» **Your goal**:
Arrange every line of the records below as a numbered list, with blank lines and pictures left out.

━━ Exercise material ━━

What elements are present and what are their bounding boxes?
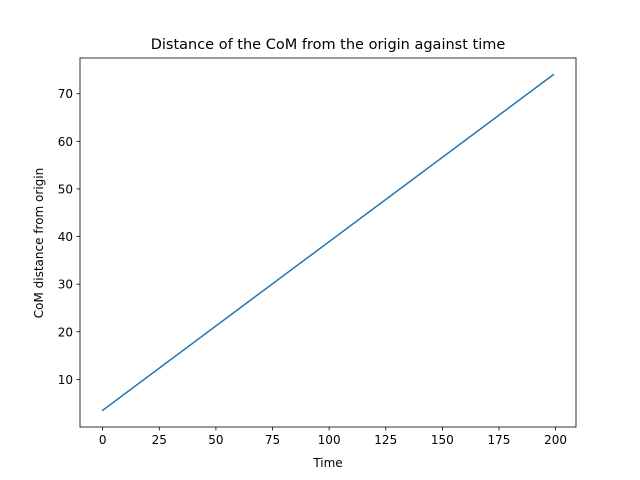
y-tick-label: 30 (58, 278, 73, 292)
plot-area: 0 25 50 75 100 125 150 175 200 10 20 30 40 50 60 70 (58, 57, 577, 447)
chart-title: Distance of the CoM from the origin agai… (151, 37, 506, 53)
plot-frame (79, 57, 577, 428)
x-axis-label: Time (312, 456, 342, 470)
y-tick-label: 20 (58, 325, 73, 339)
y-tick-label: 40 (58, 230, 73, 244)
y-tick-label: 70 (58, 87, 73, 101)
x-tick-label: 100 (318, 433, 341, 447)
series-line-0 (101, 73, 555, 412)
x-tick-label: 200 (544, 433, 567, 447)
x-tick-label: 25 (152, 433, 167, 447)
x-tick-label: 75 (265, 433, 280, 447)
y-tick-label: 10 (58, 373, 73, 387)
x-tick-label: 175 (488, 433, 511, 447)
y-tick-label: 50 (58, 182, 73, 196)
y-tick-label: 60 (58, 135, 73, 149)
y-axis-label: CoM distance from origin (32, 168, 46, 318)
x-tick-label: 125 (374, 433, 397, 447)
x-tick-label: 0 (99, 433, 107, 447)
x-tick-label: 50 (208, 433, 223, 447)
x-tick-label: 150 (431, 433, 454, 447)
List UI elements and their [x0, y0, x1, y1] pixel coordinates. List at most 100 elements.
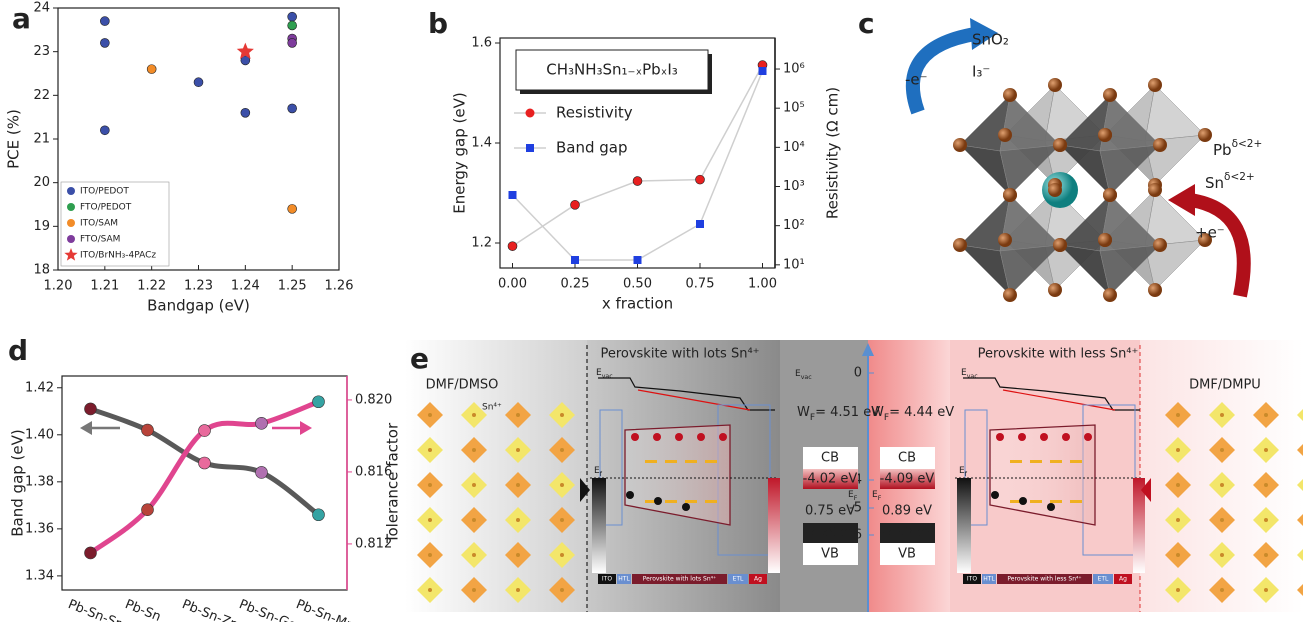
- arrow: [1190, 200, 1244, 296]
- tile-dot: [1264, 588, 1268, 592]
- tile-dot: [1220, 448, 1224, 452]
- y2-axis-label: Resistivity (Ω cm): [824, 87, 842, 219]
- anion: [1148, 78, 1162, 92]
- hole: [991, 491, 999, 499]
- tile-dot: [472, 518, 476, 522]
- legend-label: Resistivity: [556, 104, 633, 122]
- tile-dot: [516, 553, 520, 557]
- y2-tick-label: 10¹: [783, 257, 805, 272]
- marker: [85, 547, 97, 559]
- legend-label: ITO/PEDOT: [80, 187, 129, 197]
- electron: [631, 433, 639, 441]
- tile-dot: [472, 588, 476, 592]
- marker: [633, 177, 642, 186]
- marker: [194, 78, 203, 87]
- arrowhead: [80, 421, 92, 435]
- band-value: -5.33 eV: [880, 526, 935, 541]
- anion: [953, 238, 967, 252]
- legend-label: FTO/SAM: [80, 235, 120, 245]
- electron: [675, 433, 683, 441]
- legend-marker: [67, 235, 75, 243]
- y2-tick-label: 0.820: [355, 392, 392, 407]
- legend-title: CH₃NH₃Sn₁₋ₓPbₓI₃: [546, 61, 678, 79]
- anion: [1148, 283, 1162, 297]
- stack-label: Perovskite with less Sn⁴⁺: [1007, 576, 1081, 583]
- x-tick-label: Pb-Sn-Zn: [180, 597, 240, 622]
- marker: [199, 425, 211, 437]
- y2-tick-label: 10⁵: [783, 101, 805, 116]
- tile-dot: [472, 553, 476, 557]
- title-right: Perovskite with less Sn⁴⁺: [978, 347, 1139, 362]
- y-tick-label: 24: [33, 1, 50, 16]
- stack-label: ITO: [602, 576, 612, 583]
- hole: [1047, 503, 1055, 511]
- anion: [1053, 138, 1067, 152]
- marker: [288, 12, 297, 21]
- electron: [653, 433, 661, 441]
- tile-dot: [428, 448, 432, 452]
- y-tick-label: 22: [33, 88, 50, 103]
- y-tick-label: 1.42: [25, 380, 54, 395]
- anion: [1103, 88, 1117, 102]
- x-axis-label: Bandgap (eV): [147, 297, 250, 315]
- x-axis-label: x fraction: [602, 295, 673, 313]
- electron-label: +e⁻: [1195, 224, 1225, 242]
- anion: [1048, 78, 1062, 92]
- panel-label: e: [410, 342, 429, 375]
- marker: [199, 457, 211, 469]
- y2-tick-label: 10²: [783, 218, 805, 233]
- tile-dot: [472, 483, 476, 487]
- x-tick-label: 1.25: [278, 279, 307, 294]
- stack-label: HTL: [618, 576, 630, 583]
- x-tick-label: Pb-Sn-Mn: [294, 597, 357, 622]
- electron: [719, 433, 727, 441]
- trap-state: [705, 500, 717, 503]
- tile-dot: [428, 413, 432, 417]
- legend-label: Band gap: [556, 139, 628, 157]
- panel-label: c: [858, 7, 875, 40]
- y-tick-label: 1.40: [25, 427, 54, 442]
- band-label: CB: [898, 451, 916, 466]
- electrode-bar: [592, 478, 606, 573]
- hole: [1019, 497, 1027, 505]
- anion: [1153, 238, 1167, 252]
- tile-dot: [472, 413, 476, 417]
- marker: [288, 38, 297, 47]
- octahedron-face: [1145, 85, 1205, 141]
- tile-dot: [516, 518, 520, 522]
- x-tick-label: 0.50: [623, 277, 652, 292]
- tile-dot: [516, 483, 520, 487]
- tile-dot: [1220, 483, 1224, 487]
- anion: [1103, 188, 1117, 202]
- y-axis-label: Band gap (eV): [9, 429, 27, 536]
- marker: [508, 242, 517, 251]
- trap-state: [1050, 500, 1062, 503]
- trap-state: [705, 460, 717, 463]
- sn-label-part: Sn: [1205, 174, 1224, 192]
- anion: [1048, 183, 1062, 197]
- x-tick-label: 1.24: [231, 279, 260, 294]
- tile-dot: [1264, 518, 1268, 522]
- marker: [241, 108, 250, 117]
- series-line: [513, 71, 763, 260]
- band-value: -5.26 eV: [803, 526, 858, 541]
- x-tick-label: 1.21: [90, 279, 119, 294]
- stack-label: ETL: [1098, 576, 1109, 583]
- panel-label: a: [12, 2, 31, 35]
- band-label: VB: [821, 547, 839, 562]
- legend-marker: [67, 203, 75, 211]
- marker: [571, 256, 579, 264]
- x-tick-label: 0.00: [498, 277, 527, 292]
- tile-dot: [560, 413, 564, 417]
- solvent-label: DMF/DMPU: [1189, 378, 1261, 393]
- anion: [1003, 88, 1017, 102]
- x-tick-label: 1.22: [137, 279, 166, 294]
- marker: [313, 509, 325, 521]
- anion: [1098, 233, 1112, 247]
- trap-state: [685, 460, 697, 463]
- y-tick-label: 20: [33, 175, 50, 190]
- x-tick-label: Pb-Sn-Ge: [237, 597, 299, 622]
- arrowhead: [300, 421, 312, 435]
- sn-label: Snδ<2+: [1205, 171, 1255, 192]
- trap-state: [1030, 500, 1042, 503]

━━━

» **The solution**:
1. What elements are present and what are their bounding boxes?
2. y-tick-label: 30 (58, 278, 73, 292)
3. plot-area: 0 25 50 75 100 125 150 175 200 10 20 30 40 50 60 70 (58, 57, 577, 447)
4. chart-title: Distance of the CoM from the origin agai… (151, 37, 506, 53)
5. plot-frame (79, 57, 577, 428)
6. x-axis-label: Time (312, 456, 342, 470)
7. y-tick-label: 20 (58, 325, 73, 339)
8. y-tick-label: 40 (58, 230, 73, 244)
9. y-tick-label: 70 (58, 87, 73, 101)
10. x-tick-label: 100 (318, 433, 341, 447)
11. series-line-0 (101, 73, 555, 412)
12. x-tick-label: 200 (544, 433, 567, 447)
13. x-tick-label: 25 (152, 433, 167, 447)
14. x-tick-label: 75 (265, 433, 280, 447)
15. y-tick-label: 10 (58, 373, 73, 387)
16. x-tick-label: 175 (488, 433, 511, 447)
17. y-tick-label: 50 (58, 182, 73, 196)
18. y-tick-label: 60 (58, 135, 73, 149)
19. y-axis-label: CoM distance from origin (32, 168, 46, 318)
20. x-tick-label: 125 (374, 433, 397, 447)
21. x-tick-label: 0 (99, 433, 107, 447)
22. x-tick-label: 50 (208, 433, 223, 447)
23. x-tick-label: 150 (431, 433, 454, 447)
24. List UI elements and their [x0, y0, x1, y1] pixel coordinates. List at most 100 elements.
25. - arrow: [1190, 200, 1244, 296]
26. - tile-dot: [1264, 588, 1268, 592]
27. - tile-dot: [1220, 448, 1224, 452]
28. - y2-axis-label: Resistivity (Ω cm): [824, 87, 842, 219]
29. - anion: [1148, 78, 1162, 92]
30. - hole: [991, 491, 999, 499]
31. - tile-dot: [472, 518, 476, 522]
32. - legend-label: Resistivity: [556, 104, 633, 122]
33. - tile-dot: [516, 553, 520, 557]
34. - y2-tick-label: 10¹: [783, 257, 805, 272]
35. - marker: [85, 547, 97, 559]
36. - legend-label: ITO/PEDOT: [80, 187, 129, 197]
37. - electron: [631, 433, 639, 441]
38. - tile-dot: [472, 588, 476, 592]
39. - marker: [633, 177, 642, 186]
40. - marker: [194, 78, 203, 87]
41. - arrowhead: [80, 421, 92, 435]
42. - band-value: -5.33 eV: [880, 526, 935, 541]
43. - anion: [953, 238, 967, 252]
44. - legend-label: FTO/SAM: [80, 235, 120, 245]
45. - electron: [675, 433, 683, 441]
46. - legend-marker: [67, 235, 75, 243]
47. - y2-tick-label: 0.820: [355, 392, 392, 407]
48. - legend-title: CH₃NH₃Sn₁₋ₓPbₓI₃: [546, 61, 678, 79]
49. - anion: [1148, 283, 1162, 297]
50. - stack-label: Perovskite with less Sn⁴⁺: [1007, 576, 1081, 583]
51. - x-tick-label: Pb-Sn-Zn: [180, 597, 240, 622]
52. - marker: [199, 425, 211, 437]
53. - y2-tick-label: 10⁵: [783, 101, 805, 116]
54. - tile-dot: [472, 553, 476, 557]
55. - title-right: Perovskite with less Sn⁴⁺: [978, 347, 1139, 362]
56. - y-tick-label: 24: [33, 1, 50, 16]
57. - stack-label: ITO: [602, 576, 612, 583]
58. - hole: [1047, 503, 1055, 511]
59. - anion: [1053, 138, 1067, 152]
60. - marker: [288, 12, 297, 21]
61. - electron: [653, 433, 661, 441]
62. - tile-dot: [428, 448, 432, 452]
63. - y-tick-label: 22: [33, 88, 50, 103]
64. - y-tick-label: 1.42: [25, 380, 54, 395]
65. - anion: [1103, 88, 1117, 102]
66. - x-axis-label: Bandgap (eV): [147, 297, 250, 315]
67. - x-axis-label: x fraction: [602, 295, 673, 313]
68. - electron-label: +e⁻: [1195, 224, 1225, 242]
69. - anion: [1048, 78, 1062, 92]
70. - panel-label: e: [410, 342, 429, 375]
71. - marker: [199, 457, 211, 469]
72. - y2-tick-label: 10²: [783, 218, 805, 233]
73. - tile-dot: [472, 483, 476, 487]
74. - x-tick-label: 1.25: [278, 279, 307, 294]
75. - stack-label: HTL: [618, 576, 630, 583]
76. - x-tick-label: Pb-Sn-Mn: [294, 597, 357, 622]
77. - electron: [719, 433, 727, 441]
78. - trap-state: [705, 500, 717, 503]
79. - tile-dot: [428, 413, 432, 417]
80. - legend-label: Band gap: [556, 139, 628, 157]
81. - panel-label: c: [858, 7, 875, 40]
82. - y-tick-label: 1.40: [25, 427, 54, 442]
83. - band-label: CB: [898, 451, 916, 466]
84. - electrode-bar: [592, 478, 606, 573]
85. - hole: [1019, 497, 1027, 505]
86. - anion: [1153, 238, 1167, 252]
87. - tile-dot: [472, 413, 476, 417]
88. - marker: [288, 38, 297, 47]
89. - octahedron-face: [1145, 85, 1205, 141]
90. - tile-dot: [516, 518, 520, 522]
91. - x-tick-label: 0.50: [623, 277, 652, 292]
92. - tile-dot: [516, 483, 520, 487]
93. - tile-dot: [1220, 483, 1224, 487]
94. - anion: [1103, 188, 1117, 202]
95. - y-axis-label: Band gap (eV): [9, 429, 27, 536]
96. - marker: [508, 242, 517, 251]
97. - trap-state: [1050, 500, 1062, 503]
98. - trap-state: [705, 460, 717, 463]
99. - sn-label-part: Sn: [1205, 174, 1224, 192]
100. - anion: [1048, 183, 1062, 197]
101. - x-tick-label: 1.24: [231, 279, 260, 294]
102. - tile-dot: [1264, 518, 1268, 522]
103. - marker: [241, 108, 250, 117]
104. - series-line: [513, 71, 763, 260]
105. - band-value: -5.26 eV: [803, 526, 858, 541]
106. - x-tick-label: 1.21: [90, 279, 119, 294]
107. - stack-label: ETL: [1098, 576, 1109, 583]
108. - panel-label: a: [12, 2, 31, 35]
109. - band-label: VB: [821, 547, 839, 562]
110. - legend-marker: [67, 203, 75, 211]
111. - marker: [571, 256, 579, 264]
112. - x-tick-label: 0.00: [498, 277, 527, 292]
113. - tile-dot: [560, 413, 564, 417]
114. - solvent-label: DMF/DMPU: [1189, 378, 1261, 393]
115. - anion: [1003, 88, 1017, 102]
116. - x-tick-label: 1.22: [137, 279, 166, 294]
117. - marker: [313, 509, 325, 521]
118. - anion: [1098, 233, 1112, 247]
119. - trap-state: [685, 460, 697, 463]
120. - y-tick-label: 20: [33, 175, 50, 190]
121. - x-tick-label: Pb-Sn-Ge: [237, 597, 299, 622]
122. - arrowhead: [300, 421, 312, 435]
123. - sn-label: Snδ<2+: [1205, 171, 1255, 192]
124. - trap-state: [1030, 500, 1042, 503]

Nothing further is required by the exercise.